:: Requirement ::
Send back the records in full, character for character.

:: Records for this exercise ::
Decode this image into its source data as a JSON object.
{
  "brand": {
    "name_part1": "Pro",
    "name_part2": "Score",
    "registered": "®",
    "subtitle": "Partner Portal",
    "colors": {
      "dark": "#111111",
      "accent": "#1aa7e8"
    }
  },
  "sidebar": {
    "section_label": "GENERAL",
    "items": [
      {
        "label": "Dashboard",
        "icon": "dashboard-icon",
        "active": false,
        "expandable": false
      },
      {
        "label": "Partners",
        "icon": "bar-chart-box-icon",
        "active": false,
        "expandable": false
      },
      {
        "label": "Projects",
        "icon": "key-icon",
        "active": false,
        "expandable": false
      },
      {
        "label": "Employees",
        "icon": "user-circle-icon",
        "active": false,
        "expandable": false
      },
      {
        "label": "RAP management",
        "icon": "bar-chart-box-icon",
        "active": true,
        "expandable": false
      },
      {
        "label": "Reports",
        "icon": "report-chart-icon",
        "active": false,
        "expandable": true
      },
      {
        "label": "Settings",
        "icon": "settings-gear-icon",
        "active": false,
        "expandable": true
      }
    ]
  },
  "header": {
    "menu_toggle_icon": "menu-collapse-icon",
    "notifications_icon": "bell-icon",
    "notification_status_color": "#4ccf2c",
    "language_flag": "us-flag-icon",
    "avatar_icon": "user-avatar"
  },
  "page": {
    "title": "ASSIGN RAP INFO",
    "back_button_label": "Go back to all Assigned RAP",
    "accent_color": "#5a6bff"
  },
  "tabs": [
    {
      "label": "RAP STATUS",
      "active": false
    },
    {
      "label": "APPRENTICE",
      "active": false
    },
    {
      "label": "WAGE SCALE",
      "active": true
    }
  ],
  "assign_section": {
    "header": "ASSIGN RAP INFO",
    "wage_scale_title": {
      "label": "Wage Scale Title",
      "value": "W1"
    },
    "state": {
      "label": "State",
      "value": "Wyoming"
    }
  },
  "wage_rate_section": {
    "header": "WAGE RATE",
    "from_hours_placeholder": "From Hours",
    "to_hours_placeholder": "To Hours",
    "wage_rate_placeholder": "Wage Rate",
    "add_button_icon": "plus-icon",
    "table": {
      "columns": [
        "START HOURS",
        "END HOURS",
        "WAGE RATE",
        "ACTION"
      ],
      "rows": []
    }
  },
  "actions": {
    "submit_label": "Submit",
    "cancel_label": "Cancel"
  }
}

:: Task result ::
Decode this image into its source data as a JSON object.
{
  "brand": {
    "name_part1": "Pro",
    "name_part2": "Score",
    "registered": "®",
    "subtitle": "Partner Portal",
    "colors": {
      "dark": "#111111",
      "accent": "#1aa7e8"
    }
  },
  "sidebar": {
    "section_label": "GENERAL",
    "items": [
      {
        "label": "Dashboard",
        "icon": "dashboard-icon",
        "active": false,
        "expandable": false
      },
      {
        "label": "Partners",
        "icon": "bar-chart-box-icon",
        "active": false,
        "expandable": false
      },
      {
        "label": "Projects",
        "icon": "key-icon",
        "active": false,
        "expandable": false
      },
      {
        "label": "Employees",
        "icon": "user-circle-icon",
        "active": false,
        "expandable": false
      },
      {
        "label": "RAP management",
        "icon": "bar-chart-box-icon",
        "active": true,
        "expandable": false
      },
      {
        "label": "Reports",
        "icon": "report-chart-icon",
        "active": false,
        "expandable": true
      },
      {
        "label": "Settings",
        "icon": "settings-gear-icon",
        "active": false,
        "expandable": true
      }
    ]
  },
  "header": {
    "menu_toggle_icon": "menu-collapse-icon",
    "notifications_icon": "bell-icon",
    "notification_status_color": "#4ccf2c",
    "language_flag": "us-flag-icon",
    "avatar_icon": "user-avatar"
  },
  "page": {
    "title": "ASSIGN RAP INFO",
    "back_button_label": "Go back to all Assigned RAP",
    "accent_color": "#5a6bff"
  },
  "tabs": [
    {
      "label": "RAP STATUS",
      "active": false
    },
    {
      "label": "APPRENTICE",
      "active": false
    },
    {
      "label": "WAGE SCALE",
      "active": true
    }
  ],
  "assign_section": {
    "header": "ASSIGN RAP INFO",
    "wage_scale_title": {
      "label": "Wage Scale Title",
      "value": "W1"
    },
    "state": {
      "label": "State",
      "value": "Wyoming"
    }
  },
  "wage_rate_section": {
    "header": "WAGE RATE",
    "from_hours_placeholder": "From Hours",
    "to_hours_placeholder": "To Hours",
    "wage_rate_placeholder": "Wage Rate",
    "add_button_icon": "plus-icon",
    "table": {
      "columns": [
        "START HOURS",
        "END HOURS",
        "WAGE RATE",
        "ACTION"
      ],
      "rows": []
    }
  },
  "actions": {
    "submit_label": "Submit",
    "cancel_label": "Cancel"
  }
}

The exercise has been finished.